Note each line that includes the word "arrow". Copy those lines.

## begin Exercise inputs

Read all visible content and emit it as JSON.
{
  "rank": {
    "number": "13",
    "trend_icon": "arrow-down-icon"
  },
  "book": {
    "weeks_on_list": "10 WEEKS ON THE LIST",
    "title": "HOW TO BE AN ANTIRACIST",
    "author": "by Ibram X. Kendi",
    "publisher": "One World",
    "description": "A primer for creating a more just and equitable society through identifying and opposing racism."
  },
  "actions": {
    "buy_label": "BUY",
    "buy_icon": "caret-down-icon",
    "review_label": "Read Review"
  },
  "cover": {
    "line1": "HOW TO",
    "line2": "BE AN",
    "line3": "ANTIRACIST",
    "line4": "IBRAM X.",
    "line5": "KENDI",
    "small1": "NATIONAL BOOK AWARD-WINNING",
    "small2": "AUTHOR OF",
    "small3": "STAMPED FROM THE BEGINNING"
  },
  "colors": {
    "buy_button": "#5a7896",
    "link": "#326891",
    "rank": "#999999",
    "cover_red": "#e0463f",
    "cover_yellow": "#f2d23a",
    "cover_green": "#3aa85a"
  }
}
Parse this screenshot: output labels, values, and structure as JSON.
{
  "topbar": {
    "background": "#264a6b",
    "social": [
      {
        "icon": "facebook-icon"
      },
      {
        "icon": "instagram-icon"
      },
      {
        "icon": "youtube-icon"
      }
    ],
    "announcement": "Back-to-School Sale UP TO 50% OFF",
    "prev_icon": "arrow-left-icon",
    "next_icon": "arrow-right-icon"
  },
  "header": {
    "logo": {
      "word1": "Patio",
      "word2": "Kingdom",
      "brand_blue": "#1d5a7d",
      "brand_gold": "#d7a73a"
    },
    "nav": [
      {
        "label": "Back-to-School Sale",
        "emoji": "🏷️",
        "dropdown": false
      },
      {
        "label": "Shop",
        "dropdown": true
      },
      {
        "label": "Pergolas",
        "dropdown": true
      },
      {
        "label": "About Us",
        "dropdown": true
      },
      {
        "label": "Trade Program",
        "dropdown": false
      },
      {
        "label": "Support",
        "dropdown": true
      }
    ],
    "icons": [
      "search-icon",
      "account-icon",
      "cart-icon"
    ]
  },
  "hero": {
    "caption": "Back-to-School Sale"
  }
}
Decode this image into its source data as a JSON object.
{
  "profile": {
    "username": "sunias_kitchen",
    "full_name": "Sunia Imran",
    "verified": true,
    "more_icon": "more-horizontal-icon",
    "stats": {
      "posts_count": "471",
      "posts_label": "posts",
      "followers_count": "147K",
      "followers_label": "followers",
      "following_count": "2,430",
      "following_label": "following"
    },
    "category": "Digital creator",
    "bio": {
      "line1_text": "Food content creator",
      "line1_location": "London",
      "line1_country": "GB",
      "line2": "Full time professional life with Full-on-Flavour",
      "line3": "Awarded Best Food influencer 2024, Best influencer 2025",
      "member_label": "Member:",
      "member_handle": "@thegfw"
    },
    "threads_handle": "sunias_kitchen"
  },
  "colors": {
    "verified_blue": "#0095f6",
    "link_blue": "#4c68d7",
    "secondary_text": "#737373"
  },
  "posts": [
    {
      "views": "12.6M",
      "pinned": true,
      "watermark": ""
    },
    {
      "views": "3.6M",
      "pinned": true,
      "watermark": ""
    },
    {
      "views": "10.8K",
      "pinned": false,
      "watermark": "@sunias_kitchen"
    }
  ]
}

## end Exercise inputs

■ **Worked answer**
    "trend_icon": "arrow-down-icon"
    "prev_icon": "arrow-left-icon",
    "next_icon": "arrow-right-icon"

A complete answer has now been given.